Set down the material once more, exactly as it appears.

## Data records
>> START
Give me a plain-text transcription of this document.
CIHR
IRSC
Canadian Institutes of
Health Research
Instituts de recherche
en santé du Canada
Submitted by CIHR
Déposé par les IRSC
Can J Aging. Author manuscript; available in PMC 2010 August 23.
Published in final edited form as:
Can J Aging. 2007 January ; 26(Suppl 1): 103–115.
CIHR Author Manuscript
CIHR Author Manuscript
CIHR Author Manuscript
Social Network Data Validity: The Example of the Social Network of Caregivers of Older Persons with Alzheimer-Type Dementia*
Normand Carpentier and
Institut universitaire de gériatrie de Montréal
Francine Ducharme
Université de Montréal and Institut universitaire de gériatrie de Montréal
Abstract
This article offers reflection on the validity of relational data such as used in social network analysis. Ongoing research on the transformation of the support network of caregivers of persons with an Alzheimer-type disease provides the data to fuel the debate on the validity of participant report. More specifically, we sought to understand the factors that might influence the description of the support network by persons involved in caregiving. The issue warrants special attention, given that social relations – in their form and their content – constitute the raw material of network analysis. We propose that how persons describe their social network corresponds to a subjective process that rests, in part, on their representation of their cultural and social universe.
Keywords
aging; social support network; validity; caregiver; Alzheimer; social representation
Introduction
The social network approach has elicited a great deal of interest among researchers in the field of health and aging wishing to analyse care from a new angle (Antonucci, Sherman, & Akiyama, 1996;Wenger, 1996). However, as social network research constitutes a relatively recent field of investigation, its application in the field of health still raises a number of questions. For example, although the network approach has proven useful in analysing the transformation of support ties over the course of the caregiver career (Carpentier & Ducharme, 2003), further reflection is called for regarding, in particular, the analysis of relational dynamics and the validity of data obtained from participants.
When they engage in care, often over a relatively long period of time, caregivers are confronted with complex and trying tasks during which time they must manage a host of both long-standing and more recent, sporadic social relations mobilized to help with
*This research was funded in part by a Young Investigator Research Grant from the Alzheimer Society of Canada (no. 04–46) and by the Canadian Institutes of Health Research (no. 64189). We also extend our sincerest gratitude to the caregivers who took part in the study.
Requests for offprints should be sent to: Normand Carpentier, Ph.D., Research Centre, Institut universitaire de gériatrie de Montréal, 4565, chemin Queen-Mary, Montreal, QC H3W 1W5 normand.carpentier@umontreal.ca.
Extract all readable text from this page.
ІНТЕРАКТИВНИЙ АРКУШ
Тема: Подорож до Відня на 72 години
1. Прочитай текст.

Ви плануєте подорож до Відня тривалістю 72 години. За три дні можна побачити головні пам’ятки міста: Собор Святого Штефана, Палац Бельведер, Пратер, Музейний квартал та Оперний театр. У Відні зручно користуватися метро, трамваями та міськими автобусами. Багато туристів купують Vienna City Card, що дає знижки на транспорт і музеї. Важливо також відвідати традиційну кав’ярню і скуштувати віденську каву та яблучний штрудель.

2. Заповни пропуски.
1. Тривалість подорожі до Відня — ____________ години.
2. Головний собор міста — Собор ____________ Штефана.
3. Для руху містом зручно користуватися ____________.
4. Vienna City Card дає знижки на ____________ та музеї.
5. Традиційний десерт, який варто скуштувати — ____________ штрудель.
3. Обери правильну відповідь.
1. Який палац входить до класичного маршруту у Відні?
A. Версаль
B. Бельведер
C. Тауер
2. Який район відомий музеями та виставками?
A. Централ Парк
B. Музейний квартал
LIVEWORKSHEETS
>> END
## The completed task
Give me a plain-text transcription of this document.
CIHR
IRSC
Canadian Institutes of
Health Research
Instituts de recherche
en santé du Canada
Submitted by CIHR
Déposé par les IRSC
Can J Aging. Author manuscript; available in PMC 2010 August 23.
Published in final edited form as:
Can J Aging. 2007 January ; 26(Suppl 1): 103–115.
CIHR Author Manuscript
CIHR Author Manuscript
CIHR Author Manuscript
Social Network Data Validity: The Example of the Social Network of Caregivers of Older Persons with Alzheimer-Type Dementia*
Normand Carpentier and
Institut universitaire de gériatrie de Montréal
Francine Ducharme
Université de Montréal and Institut universitaire de gériatrie de Montréal
Abstract
This article offers reflection on the validity of relational data such as used in social network analysis. Ongoing research on the transformation of the support network of caregivers of persons with an Alzheimer-type disease provides the data to fuel the debate on the validity of participant report. More specifically, we sought to understand the factors that might influence the description of the support network by persons involved in caregiving. The issue warrants special attention, given that social relations – in their form and their content – constitute the raw material of network analysis. We propose that how persons describe their social network corresponds to a subjective process that rests, in part, on their representation of their cultural and social universe.
Keywords
aging; social support network; validity; caregiver; Alzheimer; social representation
Introduction
The social network approach has elicited a great deal of interest among researchers in the field of health and aging wishing to analyse care from a new angle (Antonucci, Sherman, & Akiyama, 1996;Wenger, 1996). However, as social network research constitutes a relatively recent field of investigation, its application in the field of health still raises a number of questions. For example, although the network approach has proven useful in analysing the transformation of support ties over the course of the caregiver career (Carpentier & Ducharme, 2003), further reflection is called for regarding, in particular, the analysis of relational dynamics and the validity of data obtained from participants.
When they engage in care, often over a relatively long period of time, caregivers are confronted with complex and trying tasks during which time they must manage a host of both long-standing and more recent, sporadic social relations mobilized to help with
*This research was funded in part by a Young Investigator Research Grant from the Alzheimer Society of Canada (no. 04–46) and by the Canadian Institutes of Health Research (no. 64189). We also extend our sincerest gratitude to the caregivers who took part in the study.
Requests for offprints should be sent to: Normand Carpentier, Ph.D., Research Centre, Institut universitaire de gériatrie de Montréal, 4565, chemin Queen-Mary, Montreal, QC H3W 1W5 normand.carpentier@umontreal.ca.
Extract all readable text from this page.
ІНТЕРАКТИВНИЙ АРКУШ
Тема: Подорож до Відня на 72 години
1. Прочитай текст.

Ви плануєте подорож до Відня тривалістю 72 години. За три дні можна побачити головні пам’ятки міста: Собор Святого Штефана, Палац Бельведер, Пратер, Музейний квартал та Оперний театр. У Відні зручно користуватися метро, трамваями та міськими автобусами. Багато туристів купують Vienna City Card, що дає знижки на транспорт і музеї. Важливо також відвідати традиційну кав’ярню і скуштувати віденську каву та яблучний штрудель.

2. Заповни пропуски.
1. Тривалість подорожі до Відня — ____________ години.
2. Головний собор міста — Собор ____________ Штефана.
3. Для руху містом зручно користуватися ____________.
4. Vienna City Card дає знижки на ____________ та музеї.
5. Традиційний десерт, який варто скуштувати — ____________ штрудель.
3. Обери правильну відповідь.
1. Який палац входить до класичного маршруту у Відні?
A. Версаль
B. Бельведер
C. Тауер
2. Який район відомий музеями та виставками?
A. Централ Парк
B. Музейний квартал
LIVEWORKSHEETS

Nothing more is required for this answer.